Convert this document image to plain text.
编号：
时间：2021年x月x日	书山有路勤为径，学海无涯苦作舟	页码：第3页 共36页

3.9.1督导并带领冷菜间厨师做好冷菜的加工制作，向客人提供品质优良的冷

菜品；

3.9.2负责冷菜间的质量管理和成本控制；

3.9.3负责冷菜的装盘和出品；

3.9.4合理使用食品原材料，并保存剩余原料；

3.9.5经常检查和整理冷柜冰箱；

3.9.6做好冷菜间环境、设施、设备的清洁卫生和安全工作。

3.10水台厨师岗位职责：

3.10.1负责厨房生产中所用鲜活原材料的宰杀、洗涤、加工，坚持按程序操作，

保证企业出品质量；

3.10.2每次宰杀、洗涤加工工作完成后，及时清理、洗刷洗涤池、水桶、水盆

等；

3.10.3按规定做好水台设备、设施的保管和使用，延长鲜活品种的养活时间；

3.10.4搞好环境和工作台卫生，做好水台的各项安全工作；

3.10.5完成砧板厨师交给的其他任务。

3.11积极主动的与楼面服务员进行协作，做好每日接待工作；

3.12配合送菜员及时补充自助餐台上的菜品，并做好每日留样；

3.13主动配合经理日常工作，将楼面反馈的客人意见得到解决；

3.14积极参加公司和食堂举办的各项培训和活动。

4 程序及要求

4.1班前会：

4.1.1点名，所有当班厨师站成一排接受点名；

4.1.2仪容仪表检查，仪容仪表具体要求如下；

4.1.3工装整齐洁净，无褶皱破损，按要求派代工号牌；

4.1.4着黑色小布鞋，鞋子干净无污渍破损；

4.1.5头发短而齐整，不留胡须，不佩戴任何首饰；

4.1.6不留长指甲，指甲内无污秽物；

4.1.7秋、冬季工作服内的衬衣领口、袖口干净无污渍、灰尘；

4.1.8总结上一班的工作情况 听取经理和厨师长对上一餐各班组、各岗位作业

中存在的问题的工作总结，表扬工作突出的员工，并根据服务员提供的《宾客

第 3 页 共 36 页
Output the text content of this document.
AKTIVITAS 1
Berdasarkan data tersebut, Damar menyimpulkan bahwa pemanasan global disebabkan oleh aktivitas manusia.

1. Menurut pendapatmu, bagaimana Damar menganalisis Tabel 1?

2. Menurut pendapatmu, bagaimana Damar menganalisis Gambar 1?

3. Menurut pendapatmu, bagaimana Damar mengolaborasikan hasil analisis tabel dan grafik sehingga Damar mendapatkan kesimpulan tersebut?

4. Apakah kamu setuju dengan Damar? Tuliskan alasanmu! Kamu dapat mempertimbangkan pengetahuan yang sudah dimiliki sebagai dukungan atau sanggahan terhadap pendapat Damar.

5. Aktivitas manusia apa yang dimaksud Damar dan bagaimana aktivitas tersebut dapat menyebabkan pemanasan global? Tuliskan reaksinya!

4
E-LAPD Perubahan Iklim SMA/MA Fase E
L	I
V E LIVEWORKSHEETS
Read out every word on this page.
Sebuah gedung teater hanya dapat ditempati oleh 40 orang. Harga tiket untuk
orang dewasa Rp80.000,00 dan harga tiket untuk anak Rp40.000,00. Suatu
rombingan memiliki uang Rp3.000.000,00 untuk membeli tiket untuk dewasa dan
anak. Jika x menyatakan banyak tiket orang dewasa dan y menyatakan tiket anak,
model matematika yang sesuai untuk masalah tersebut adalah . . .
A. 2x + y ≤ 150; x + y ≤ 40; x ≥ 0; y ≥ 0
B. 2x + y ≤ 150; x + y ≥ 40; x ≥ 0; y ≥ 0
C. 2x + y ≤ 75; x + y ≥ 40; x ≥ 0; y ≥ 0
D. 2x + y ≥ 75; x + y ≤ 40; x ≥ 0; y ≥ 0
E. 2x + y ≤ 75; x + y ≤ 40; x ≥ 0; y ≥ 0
——————————
*DESCRIPTION OF THE TASK:*
Repeat the records above exactly as they appear.

*TASK SOLUTION:*
Convert this document image to plain text.
编号：
时间：2021年x月x日	书山有路勤为径，学海无涯苦作舟	页码：第3页 共36页

3.9.1督导并带领冷菜间厨师做好冷菜的加工制作，向客人提供品质优良的冷

菜品；

3.9.2负责冷菜间的质量管理和成本控制；

3.9.3负责冷菜的装盘和出品；

3.9.4合理使用食品原材料，并保存剩余原料；

3.9.5经常检查和整理冷柜冰箱；

3.9.6做好冷菜间环境、设施、设备的清洁卫生和安全工作。

3.10水台厨师岗位职责：

3.10.1负责厨房生产中所用鲜活原材料的宰杀、洗涤、加工，坚持按程序操作，

保证企业出品质量；

3.10.2每次宰杀、洗涤加工工作完成后，及时清理、洗刷洗涤池、水桶、水盆

等；

3.10.3按规定做好水台设备、设施的保管和使用，延长鲜活品种的养活时间；

3.10.4搞好环境和工作台卫生，做好水台的各项安全工作；

3.10.5完成砧板厨师交给的其他任务。

3.11积极主动的与楼面服务员进行协作，做好每日接待工作；

3.12配合送菜员及时补充自助餐台上的菜品，并做好每日留样；

3.13主动配合经理日常工作，将楼面反馈的客人意见得到解决；

3.14积极参加公司和食堂举办的各项培训和活动。

4 程序及要求

4.1班前会：

4.1.1点名，所有当班厨师站成一排接受点名；

4.1.2仪容仪表检查，仪容仪表具体要求如下；

4.1.3工装整齐洁净，无褶皱破损，按要求派代工号牌；

4.1.4着黑色小布鞋，鞋子干净无污渍破损；

4.1.5头发短而齐整，不留胡须，不佩戴任何首饰；

4.1.6不留长指甲，指甲内无污秽物；

4.1.7秋、冬季工作服内的衬衣领口、袖口干净无污渍、灰尘；

4.1.8总结上一班的工作情况 听取经理和厨师长对上一餐各班组、各岗位作业

中存在的问题的工作总结，表扬工作突出的员工，并根据服务员提供的《宾客

第 3 页 共 36 页
Output the text content of this document.
AKTIVITAS 1
Berdasarkan data tersebut, Damar menyimpulkan bahwa pemanasan global disebabkan oleh aktivitas manusia.

1. Menurut pendapatmu, bagaimana Damar menganalisis Tabel 1?

2. Menurut pendapatmu, bagaimana Damar menganalisis Gambar 1?

3. Menurut pendapatmu, bagaimana Damar mengolaborasikan hasil analisis tabel dan grafik sehingga Damar mendapatkan kesimpulan tersebut?

4. Apakah kamu setuju dengan Damar? Tuliskan alasanmu! Kamu dapat mempertimbangkan pengetahuan yang sudah dimiliki sebagai dukungan atau sanggahan terhadap pendapat Damar.

5. Aktivitas manusia apa yang dimaksud Damar dan bagaimana aktivitas tersebut dapat menyebabkan pemanasan global? Tuliskan reaksinya!

4
E-LAPD Perubahan Iklim SMA/MA Fase E
L	I
V E LIVEWORKSHEETS
Read out every word on this page.
Sebuah gedung teater hanya dapat ditempati oleh 40 orang. Harga tiket untuk
orang dewasa Rp80.000,00 dan harga tiket untuk anak Rp40.000,00. Suatu
rombingan memiliki uang Rp3.000.000,00 untuk membeli tiket untuk dewasa dan
anak. Jika x menyatakan banyak tiket orang dewasa dan y menyatakan tiket anak,
model matematika yang sesuai untuk masalah tersebut adalah . . .
A. 2x + y ≤ 150; x + y ≤ 40; x ≥ 0; y ≥ 0
B. 2x + y ≤ 150; x + y ≥ 40; x ≥ 0; y ≥ 0
C. 2x + y ≤ 75; x + y ≥ 40; x ≥ 0; y ≥ 0
D. 2x + y ≥ 75; x + y ≤ 40; x ≥ 0; y ≥ 0
E. 2x + y ≤ 75; x + y ≤ 40; x ≥ 0; y ≥ 0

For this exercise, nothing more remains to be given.